EXERCISE: Print the records below exactly, omitting all pictures.

Transcription dataset entries:
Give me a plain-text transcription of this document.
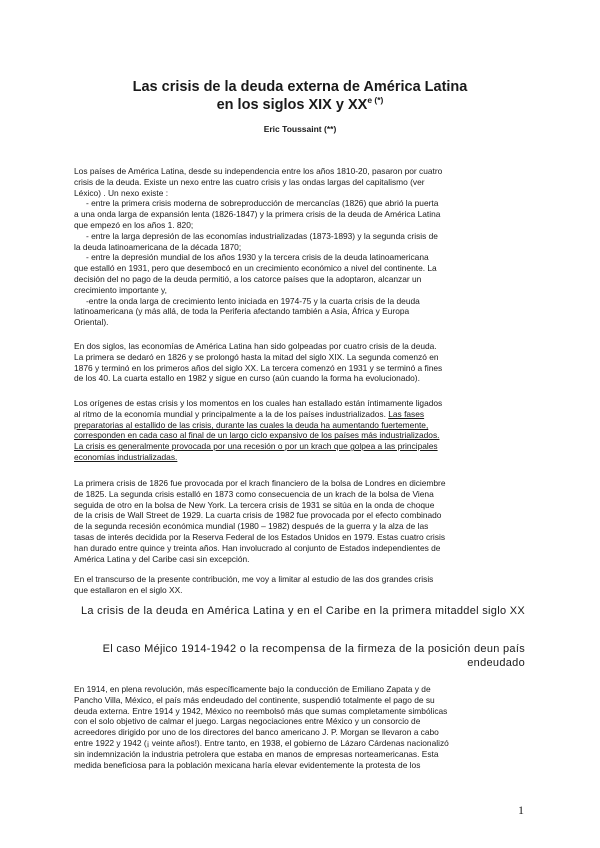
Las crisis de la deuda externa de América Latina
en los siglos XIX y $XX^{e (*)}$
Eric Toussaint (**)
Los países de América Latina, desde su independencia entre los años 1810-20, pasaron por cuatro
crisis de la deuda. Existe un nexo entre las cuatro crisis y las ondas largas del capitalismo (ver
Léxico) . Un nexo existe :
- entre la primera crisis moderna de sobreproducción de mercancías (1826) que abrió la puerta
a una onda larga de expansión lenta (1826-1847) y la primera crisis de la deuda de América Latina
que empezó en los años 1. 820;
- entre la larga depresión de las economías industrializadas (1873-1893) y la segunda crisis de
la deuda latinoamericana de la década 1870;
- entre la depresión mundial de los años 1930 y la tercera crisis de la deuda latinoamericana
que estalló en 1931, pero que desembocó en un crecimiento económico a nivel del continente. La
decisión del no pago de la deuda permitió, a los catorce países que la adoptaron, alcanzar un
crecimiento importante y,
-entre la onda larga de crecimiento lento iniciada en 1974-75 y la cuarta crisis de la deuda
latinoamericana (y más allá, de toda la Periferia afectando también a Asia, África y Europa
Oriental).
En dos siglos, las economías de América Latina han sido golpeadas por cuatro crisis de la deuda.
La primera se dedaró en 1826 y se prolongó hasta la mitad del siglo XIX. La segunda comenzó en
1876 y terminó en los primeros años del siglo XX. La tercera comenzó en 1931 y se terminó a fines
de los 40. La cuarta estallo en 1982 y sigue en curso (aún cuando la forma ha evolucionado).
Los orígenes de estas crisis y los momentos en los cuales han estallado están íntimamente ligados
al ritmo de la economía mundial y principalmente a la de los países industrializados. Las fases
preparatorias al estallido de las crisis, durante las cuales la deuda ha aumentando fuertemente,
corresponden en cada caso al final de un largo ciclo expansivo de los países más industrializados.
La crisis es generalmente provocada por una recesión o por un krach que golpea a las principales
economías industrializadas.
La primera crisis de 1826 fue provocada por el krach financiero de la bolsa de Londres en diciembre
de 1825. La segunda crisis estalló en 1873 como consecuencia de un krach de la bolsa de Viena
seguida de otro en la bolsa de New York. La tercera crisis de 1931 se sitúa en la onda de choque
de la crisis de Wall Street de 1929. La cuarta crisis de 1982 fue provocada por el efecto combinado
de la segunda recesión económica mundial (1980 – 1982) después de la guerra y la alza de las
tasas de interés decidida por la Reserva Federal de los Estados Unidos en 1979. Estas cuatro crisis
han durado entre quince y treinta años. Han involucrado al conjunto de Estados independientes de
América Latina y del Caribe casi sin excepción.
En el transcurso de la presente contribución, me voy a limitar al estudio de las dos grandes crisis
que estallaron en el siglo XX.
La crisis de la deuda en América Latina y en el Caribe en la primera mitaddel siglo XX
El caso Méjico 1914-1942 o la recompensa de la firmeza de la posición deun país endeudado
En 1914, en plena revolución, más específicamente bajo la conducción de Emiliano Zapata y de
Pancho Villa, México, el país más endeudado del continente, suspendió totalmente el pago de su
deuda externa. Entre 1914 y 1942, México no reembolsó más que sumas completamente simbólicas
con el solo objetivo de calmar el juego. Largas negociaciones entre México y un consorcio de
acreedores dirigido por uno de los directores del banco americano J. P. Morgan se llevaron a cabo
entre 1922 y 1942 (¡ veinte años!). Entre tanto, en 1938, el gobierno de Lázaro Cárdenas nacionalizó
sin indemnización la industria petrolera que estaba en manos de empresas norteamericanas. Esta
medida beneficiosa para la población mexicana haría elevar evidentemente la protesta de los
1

WRITTEN RESPONSE:
Give me a plain-text transcription of this document.
Las crisis de la deuda externa de América Latina
en los siglos XIX y $XX^{e (*)}$
Eric Toussaint (**)
Los países de América Latina, desde su independencia entre los años 1810-20, pasaron por cuatro
crisis de la deuda. Existe un nexo entre las cuatro crisis y las ondas largas del capitalismo (ver
Léxico) . Un nexo existe :
- entre la primera crisis moderna de sobreproducción de mercancías (1826) que abrió la puerta
a una onda larga de expansión lenta (1826-1847) y la primera crisis de la deuda de América Latina
que empezó en los años 1. 820;
- entre la larga depresión de las economías industrializadas (1873-1893) y la segunda crisis de
la deuda latinoamericana de la década 1870;
- entre la depresión mundial de los años 1930 y la tercera crisis de la deuda latinoamericana
que estalló en 1931, pero que desembocó en un crecimiento económico a nivel del continente. La
decisión del no pago de la deuda permitió, a los catorce países que la adoptaron, alcanzar un
crecimiento importante y,
-entre la onda larga de crecimiento lento iniciada en 1974-75 y la cuarta crisis de la deuda
latinoamericana (y más allá, de toda la Periferia afectando también a Asia, África y Europa
Oriental).
En dos siglos, las economías de América Latina han sido golpeadas por cuatro crisis de la deuda.
La primera se dedaró en 1826 y se prolongó hasta la mitad del siglo XIX. La segunda comenzó en
1876 y terminó en los primeros años del siglo XX. La tercera comenzó en 1931 y se terminó a fines
de los 40. La cuarta estallo en 1982 y sigue en curso (aún cuando la forma ha evolucionado).
Los orígenes de estas crisis y los momentos en los cuales han estallado están íntimamente ligados
al ritmo de la economía mundial y principalmente a la de los países industrializados. Las fases
preparatorias al estallido de las crisis, durante las cuales la deuda ha aumentando fuertemente,
corresponden en cada caso al final de un largo ciclo expansivo de los países más industrializados.
La crisis es generalmente provocada por una recesión o por un krach que golpea a las principales
economías industrializadas.
La primera crisis de 1826 fue provocada por el krach financiero de la bolsa de Londres en diciembre
de 1825. La segunda crisis estalló en 1873 como consecuencia de un krach de la bolsa de Viena
seguida de otro en la bolsa de New York. La tercera crisis de 1931 se sitúa en la onda de choque
de la crisis de Wall Street de 1929. La cuarta crisis de 1982 fue provocada por el efecto combinado
de la segunda recesión económica mundial (1980 – 1982) después de la guerra y la alza de las
tasas de interés decidida por la Reserva Federal de los Estados Unidos en 1979. Estas cuatro crisis
han durado entre quince y treinta años. Han involucrado al conjunto de Estados independientes de
América Latina y del Caribe casi sin excepción.
En el transcurso de la presente contribución, me voy a limitar al estudio de las dos grandes crisis
que estallaron en el siglo XX.
La crisis de la deuda en América Latina y en el Caribe en la primera mitaddel siglo XX
El caso Méjico 1914-1942 o la recompensa de la firmeza de la posición deun país endeudado
En 1914, en plena revolución, más específicamente bajo la conducción de Emiliano Zapata y de
Pancho Villa, México, el país más endeudado del continente, suspendió totalmente el pago de su
deuda externa. Entre 1914 y 1942, México no reembolsó más que sumas completamente simbólicas
con el solo objetivo de calmar el juego. Largas negociaciones entre México y un consorcio de
acreedores dirigido por uno de los directores del banco americano J. P. Morgan se llevaron a cabo
entre 1922 y 1942 (¡ veinte años!). Entre tanto, en 1938, el gobierno de Lázaro Cárdenas nacionalizó
sin indemnización la industria petrolera que estaba en manos de empresas norteamericanas. Esta
medida beneficiosa para la población mexicana haría elevar evidentemente la protesta de los
1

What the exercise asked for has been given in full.